● WHAT NEEDS TO BE DONE
Transcribe the full listing below exactly.

(Collected data entries)
──────────────────────────────

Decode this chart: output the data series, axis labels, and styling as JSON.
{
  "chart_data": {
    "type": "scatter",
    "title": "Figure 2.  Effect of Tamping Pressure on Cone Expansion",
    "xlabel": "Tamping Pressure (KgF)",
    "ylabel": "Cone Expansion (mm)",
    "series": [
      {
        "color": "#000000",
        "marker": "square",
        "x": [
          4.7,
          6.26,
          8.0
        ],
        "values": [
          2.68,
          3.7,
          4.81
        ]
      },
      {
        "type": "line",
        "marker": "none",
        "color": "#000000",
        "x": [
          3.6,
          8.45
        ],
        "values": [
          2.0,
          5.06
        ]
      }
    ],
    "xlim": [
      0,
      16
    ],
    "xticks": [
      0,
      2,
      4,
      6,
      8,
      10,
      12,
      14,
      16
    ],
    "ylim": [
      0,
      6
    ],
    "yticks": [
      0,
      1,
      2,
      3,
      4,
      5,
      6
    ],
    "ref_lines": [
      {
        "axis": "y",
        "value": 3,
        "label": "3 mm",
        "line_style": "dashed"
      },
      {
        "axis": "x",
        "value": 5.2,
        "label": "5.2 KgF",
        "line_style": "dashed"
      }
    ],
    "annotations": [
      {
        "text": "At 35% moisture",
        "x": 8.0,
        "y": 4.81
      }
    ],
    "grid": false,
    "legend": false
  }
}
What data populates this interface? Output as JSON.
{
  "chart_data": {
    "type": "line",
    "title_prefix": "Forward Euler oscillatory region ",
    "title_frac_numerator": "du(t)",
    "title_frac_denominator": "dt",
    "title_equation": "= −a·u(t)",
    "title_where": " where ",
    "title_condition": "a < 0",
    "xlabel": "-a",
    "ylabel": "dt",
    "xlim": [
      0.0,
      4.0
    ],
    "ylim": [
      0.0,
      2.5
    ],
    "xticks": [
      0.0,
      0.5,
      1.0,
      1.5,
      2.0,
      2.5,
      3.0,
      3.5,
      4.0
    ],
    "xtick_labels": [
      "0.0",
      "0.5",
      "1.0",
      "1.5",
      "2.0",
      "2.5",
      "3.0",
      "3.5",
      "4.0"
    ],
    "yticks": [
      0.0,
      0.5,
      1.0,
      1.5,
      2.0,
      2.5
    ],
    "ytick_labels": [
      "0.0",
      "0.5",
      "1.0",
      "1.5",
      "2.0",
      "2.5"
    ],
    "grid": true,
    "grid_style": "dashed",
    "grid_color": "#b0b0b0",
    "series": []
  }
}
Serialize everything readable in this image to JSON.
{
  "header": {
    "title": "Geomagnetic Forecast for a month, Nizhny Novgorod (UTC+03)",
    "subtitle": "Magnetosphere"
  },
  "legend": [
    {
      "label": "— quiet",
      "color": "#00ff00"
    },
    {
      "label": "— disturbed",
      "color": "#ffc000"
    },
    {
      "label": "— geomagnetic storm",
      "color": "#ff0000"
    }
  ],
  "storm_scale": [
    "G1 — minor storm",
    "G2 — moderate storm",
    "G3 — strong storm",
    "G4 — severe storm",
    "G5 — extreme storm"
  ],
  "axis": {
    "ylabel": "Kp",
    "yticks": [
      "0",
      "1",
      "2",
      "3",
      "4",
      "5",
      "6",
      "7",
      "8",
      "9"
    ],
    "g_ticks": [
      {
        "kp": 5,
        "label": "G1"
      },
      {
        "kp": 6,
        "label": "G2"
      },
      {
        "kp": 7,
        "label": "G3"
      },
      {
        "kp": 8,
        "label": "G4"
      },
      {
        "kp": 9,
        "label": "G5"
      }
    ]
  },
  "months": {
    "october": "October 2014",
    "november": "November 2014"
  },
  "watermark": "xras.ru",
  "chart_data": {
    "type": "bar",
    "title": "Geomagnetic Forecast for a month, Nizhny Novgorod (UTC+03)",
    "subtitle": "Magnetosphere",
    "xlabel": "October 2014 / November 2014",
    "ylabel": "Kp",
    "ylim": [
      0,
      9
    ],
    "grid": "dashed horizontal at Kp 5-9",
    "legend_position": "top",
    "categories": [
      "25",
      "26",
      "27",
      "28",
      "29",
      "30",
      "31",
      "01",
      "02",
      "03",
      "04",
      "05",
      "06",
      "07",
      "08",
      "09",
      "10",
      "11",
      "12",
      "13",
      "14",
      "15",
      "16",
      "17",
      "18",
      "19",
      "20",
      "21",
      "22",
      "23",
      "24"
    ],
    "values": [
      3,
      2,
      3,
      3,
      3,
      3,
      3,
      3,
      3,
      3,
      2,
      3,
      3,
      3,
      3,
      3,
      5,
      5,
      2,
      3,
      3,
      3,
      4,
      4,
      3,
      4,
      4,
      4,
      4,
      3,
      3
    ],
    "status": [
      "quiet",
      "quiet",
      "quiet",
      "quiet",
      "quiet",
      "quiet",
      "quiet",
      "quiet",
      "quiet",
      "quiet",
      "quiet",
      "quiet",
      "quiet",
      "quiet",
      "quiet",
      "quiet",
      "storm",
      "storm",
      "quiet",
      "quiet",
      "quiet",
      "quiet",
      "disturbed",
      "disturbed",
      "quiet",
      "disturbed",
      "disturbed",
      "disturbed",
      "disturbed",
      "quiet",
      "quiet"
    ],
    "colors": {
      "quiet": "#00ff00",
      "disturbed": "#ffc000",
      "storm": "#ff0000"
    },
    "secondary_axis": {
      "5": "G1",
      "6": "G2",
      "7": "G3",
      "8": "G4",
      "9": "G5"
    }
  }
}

──────────────────────────────

● OUTPUT
Decode this chart: output the data series, axis labels, and styling as JSON.
{
  "chart_data": {
    "type": "scatter",
    "title": "Figure 2.  Effect of Tamping Pressure on Cone Expansion",
    "xlabel": "Tamping Pressure (KgF)",
    "ylabel": "Cone Expansion (mm)",
    "series": [
      {
        "color": "#000000",
        "marker": "square",
        "x": [
          4.7,
          6.26,
          8.0
        ],
        "values": [
          2.68,
          3.7,
          4.81
        ]
      },
      {
        "type": "line",
        "marker": "none",
        "color": "#000000",
        "x": [
          3.6,
          8.45
        ],
        "values": [
          2.0,
          5.06
        ]
      }
    ],
    "xlim": [
      0,
      16
    ],
    "xticks": [
      0,
      2,
      4,
      6,
      8,
      10,
      12,
      14,
      16
    ],
    "ylim": [
      0,
      6
    ],
    "yticks": [
      0,
      1,
      2,
      3,
      4,
      5,
      6
    ],
    "ref_lines": [
      {
        "axis": "y",
        "value": 3,
        "label": "3 mm",
        "line_style": "dashed"
      },
      {
        "axis": "x",
        "value": 5.2,
        "label": "5.2 KgF",
        "line_style": "dashed"
      }
    ],
    "annotations": [
      {
        "text": "At 35% moisture",
        "x": 8.0,
        "y": 4.81
      }
    ],
    "grid": false,
    "legend": false
  }
}
What data populates this interface? Output as JSON.
{
  "chart_data": {
    "type": "line",
    "title_prefix": "Forward Euler oscillatory region ",
    "title_frac_numerator": "du(t)",
    "title_frac_denominator": "dt",
    "title_equation": "= −a·u(t)",
    "title_where": " where ",
    "title_condition": "a < 0",
    "xlabel": "-a",
    "ylabel": "dt",
    "xlim": [
      0.0,
      4.0
    ],
    "ylim": [
      0.0,
      2.5
    ],
    "xticks": [
      0.0,
      0.5,
      1.0,
      1.5,
      2.0,
      2.5,
      3.0,
      3.5,
      4.0
    ],
    "xtick_labels": [
      "0.0",
      "0.5",
      "1.0",
      "1.5",
      "2.0",
      "2.5",
      "3.0",
      "3.5",
      "4.0"
    ],
    "yticks": [
      0.0,
      0.5,
      1.0,
      1.5,
      2.0,
      2.5
    ],
    "ytick_labels": [
      "0.0",
      "0.5",
      "1.0",
      "1.5",
      "2.0",
      "2.5"
    ],
    "grid": true,
    "grid_style": "dashed",
    "grid_color": "#b0b0b0",
    "series": []
  }
}
Serialize everything readable in this image to JSON.
{
  "header": {
    "title": "Geomagnetic Forecast for a month, Nizhny Novgorod (UTC+03)",
    "subtitle": "Magnetosphere"
  },
  "legend": [
    {
      "label": "— quiet",
      "color": "#00ff00"
    },
    {
      "label": "— disturbed",
      "color": "#ffc000"
    },
    {
      "label": "— geomagnetic storm",
      "color": "#ff0000"
    }
  ],
  "storm_scale": [
    "G1 — minor storm",
    "G2 — moderate storm",
    "G3 — strong storm",
    "G4 — severe storm",
    "G5 — extreme storm"
  ],
  "axis": {
    "ylabel": "Kp",
    "yticks": [
      "0",
      "1",
      "2",
      "3",
      "4",
      "5",
      "6",
      "7",
      "8",
      "9"
    ],
    "g_ticks": [
      {
        "kp": 5,
        "label": "G1"
      },
      {
        "kp": 6,
        "label": "G2"
      },
      {
        "kp": 7,
        "label": "G3"
      },
      {
        "kp": 8,
        "label": "G4"
      },
      {
        "kp": 9,
        "label": "G5"
      }
    ]
  },
  "months": {
    "october": "October 2014",
    "november": "November 2014"
  },
  "watermark": "xras.ru",
  "chart_data": {
    "type": "bar",
    "title": "Geomagnetic Forecast for a month, Nizhny Novgorod (UTC+03)",
    "subtitle": "Magnetosphere",
    "xlabel": "October 2014 / November 2014",
    "ylabel": "Kp",
    "ylim": [
      0,
      9
    ],
    "grid": "dashed horizontal at Kp 5-9",
    "legend_position": "top",
    "categories": [
      "25",
      "26",
      "27",
      "28",
      "29",
      "30",
      "31",
      "01",
      "02",
      "03",
      "04",
      "05",
      "06",
      "07",
      "08",
      "09",
      "10",
      "11",
      "12",
      "13",
      "14",
      "15",
      "16",
      "17",
      "18",
      "19",
      "20",
      "21",
      "22",
      "23",
      "24"
    ],
    "values": [
      3,
      2,
      3,
      3,
      3,
      3,
      3,
      3,
      3,
      3,
      2,
      3,
      3,
      3,
      3,
      3,
      5,
      5,
      2,
      3,
      3,
      3,
      4,
      4,
      3,
      4,
      4,
      4,
      4,
      3,
      3
    ],
    "status": [
      "quiet",
      "quiet",
      "quiet",
      "quiet",
      "quiet",
      "quiet",
      "quiet",
      "quiet",
      "quiet",
      "quiet",
      "quiet",
      "quiet",
      "quiet",
      "quiet",
      "quiet",
      "quiet",
      "storm",
      "storm",
      "quiet",
      "quiet",
      "quiet",
      "quiet",
      "disturbed",
      "disturbed",
      "quiet",
      "disturbed",
      "disturbed",
      "disturbed",
      "disturbed",
      "quiet",
      "quiet"
    ],
    "colors": {
      "quiet": "#00ff00",
      "disturbed": "#ffc000",
      "storm": "#ff0000"
    },
    "secondary_axis": {
      "5": "G1",
      "6": "G2",
      "7": "G3",
      "8": "G4",
      "9": "G5"
    }
  }
}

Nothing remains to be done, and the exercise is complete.